• What is needed:
Look through the material below, count the lines containing the word "antara", and state only the count.

• Provided information:
# # # # # # #

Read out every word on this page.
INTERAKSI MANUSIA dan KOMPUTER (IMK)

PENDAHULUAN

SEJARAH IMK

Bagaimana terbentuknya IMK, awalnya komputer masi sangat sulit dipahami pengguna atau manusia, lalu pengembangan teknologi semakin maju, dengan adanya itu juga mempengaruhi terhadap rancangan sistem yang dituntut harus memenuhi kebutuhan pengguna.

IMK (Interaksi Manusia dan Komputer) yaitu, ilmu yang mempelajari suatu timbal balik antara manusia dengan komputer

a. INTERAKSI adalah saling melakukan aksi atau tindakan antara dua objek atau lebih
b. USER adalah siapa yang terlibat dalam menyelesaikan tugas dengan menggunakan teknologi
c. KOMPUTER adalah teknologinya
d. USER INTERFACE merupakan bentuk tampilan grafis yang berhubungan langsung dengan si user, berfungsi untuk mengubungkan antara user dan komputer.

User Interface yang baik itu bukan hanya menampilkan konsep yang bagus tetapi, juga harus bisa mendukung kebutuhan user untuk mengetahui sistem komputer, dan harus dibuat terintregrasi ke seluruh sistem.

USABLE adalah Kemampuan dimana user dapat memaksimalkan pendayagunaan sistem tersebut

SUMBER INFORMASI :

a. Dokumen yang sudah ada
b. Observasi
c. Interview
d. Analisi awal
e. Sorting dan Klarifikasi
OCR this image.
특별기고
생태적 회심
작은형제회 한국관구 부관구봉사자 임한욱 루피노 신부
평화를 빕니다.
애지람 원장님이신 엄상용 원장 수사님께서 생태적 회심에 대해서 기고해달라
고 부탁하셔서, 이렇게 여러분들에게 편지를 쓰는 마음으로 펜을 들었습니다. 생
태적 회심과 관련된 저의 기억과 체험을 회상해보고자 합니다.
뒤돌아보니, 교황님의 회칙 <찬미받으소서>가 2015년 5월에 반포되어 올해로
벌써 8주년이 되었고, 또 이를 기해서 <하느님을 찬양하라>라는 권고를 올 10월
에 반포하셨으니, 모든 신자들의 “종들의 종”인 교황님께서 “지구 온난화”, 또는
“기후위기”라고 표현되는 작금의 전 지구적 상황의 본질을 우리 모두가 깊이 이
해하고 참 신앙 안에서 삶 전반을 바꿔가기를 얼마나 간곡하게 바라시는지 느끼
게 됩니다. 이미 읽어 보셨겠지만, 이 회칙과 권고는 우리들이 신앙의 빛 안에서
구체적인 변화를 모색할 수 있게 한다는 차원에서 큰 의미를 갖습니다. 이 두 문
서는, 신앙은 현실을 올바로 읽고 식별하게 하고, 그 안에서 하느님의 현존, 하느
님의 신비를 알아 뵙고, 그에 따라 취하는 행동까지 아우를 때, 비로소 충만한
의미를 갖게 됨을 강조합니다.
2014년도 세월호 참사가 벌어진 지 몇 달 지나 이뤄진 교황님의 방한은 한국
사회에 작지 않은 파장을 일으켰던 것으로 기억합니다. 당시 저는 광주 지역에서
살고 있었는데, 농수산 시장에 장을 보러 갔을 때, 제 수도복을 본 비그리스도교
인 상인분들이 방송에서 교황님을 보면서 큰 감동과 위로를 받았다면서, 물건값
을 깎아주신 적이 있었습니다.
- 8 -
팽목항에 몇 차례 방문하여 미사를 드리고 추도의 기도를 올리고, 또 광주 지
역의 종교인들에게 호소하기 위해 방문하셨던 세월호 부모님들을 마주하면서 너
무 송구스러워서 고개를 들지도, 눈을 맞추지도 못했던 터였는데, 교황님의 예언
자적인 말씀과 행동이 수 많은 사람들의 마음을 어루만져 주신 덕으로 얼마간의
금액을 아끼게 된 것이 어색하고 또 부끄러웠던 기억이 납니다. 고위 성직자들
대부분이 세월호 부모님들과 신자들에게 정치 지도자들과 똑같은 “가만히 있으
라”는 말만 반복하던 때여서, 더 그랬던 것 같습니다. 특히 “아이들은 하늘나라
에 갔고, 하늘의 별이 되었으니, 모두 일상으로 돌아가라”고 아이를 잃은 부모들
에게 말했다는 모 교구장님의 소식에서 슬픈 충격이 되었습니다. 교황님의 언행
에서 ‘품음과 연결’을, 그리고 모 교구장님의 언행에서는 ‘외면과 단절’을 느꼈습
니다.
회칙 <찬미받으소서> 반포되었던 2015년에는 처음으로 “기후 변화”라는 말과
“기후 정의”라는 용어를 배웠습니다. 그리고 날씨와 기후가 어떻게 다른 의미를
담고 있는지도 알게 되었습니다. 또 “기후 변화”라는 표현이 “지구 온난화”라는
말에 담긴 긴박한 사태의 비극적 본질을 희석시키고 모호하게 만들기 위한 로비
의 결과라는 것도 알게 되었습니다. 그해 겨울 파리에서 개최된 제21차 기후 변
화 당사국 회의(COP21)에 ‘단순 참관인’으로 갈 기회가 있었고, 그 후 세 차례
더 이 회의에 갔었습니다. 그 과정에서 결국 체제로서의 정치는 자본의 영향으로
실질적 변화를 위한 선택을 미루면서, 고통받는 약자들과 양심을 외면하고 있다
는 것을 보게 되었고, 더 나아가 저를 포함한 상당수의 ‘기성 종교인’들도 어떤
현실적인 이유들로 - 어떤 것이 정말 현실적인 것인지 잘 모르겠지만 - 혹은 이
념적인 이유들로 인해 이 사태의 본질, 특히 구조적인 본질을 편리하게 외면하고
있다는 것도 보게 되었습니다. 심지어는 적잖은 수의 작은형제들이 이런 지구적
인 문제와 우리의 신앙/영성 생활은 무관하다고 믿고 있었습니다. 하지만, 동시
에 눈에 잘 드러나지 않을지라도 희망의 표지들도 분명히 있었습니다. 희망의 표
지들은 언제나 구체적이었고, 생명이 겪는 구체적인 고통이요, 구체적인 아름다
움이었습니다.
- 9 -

# # # # # # #

• Full solution:
3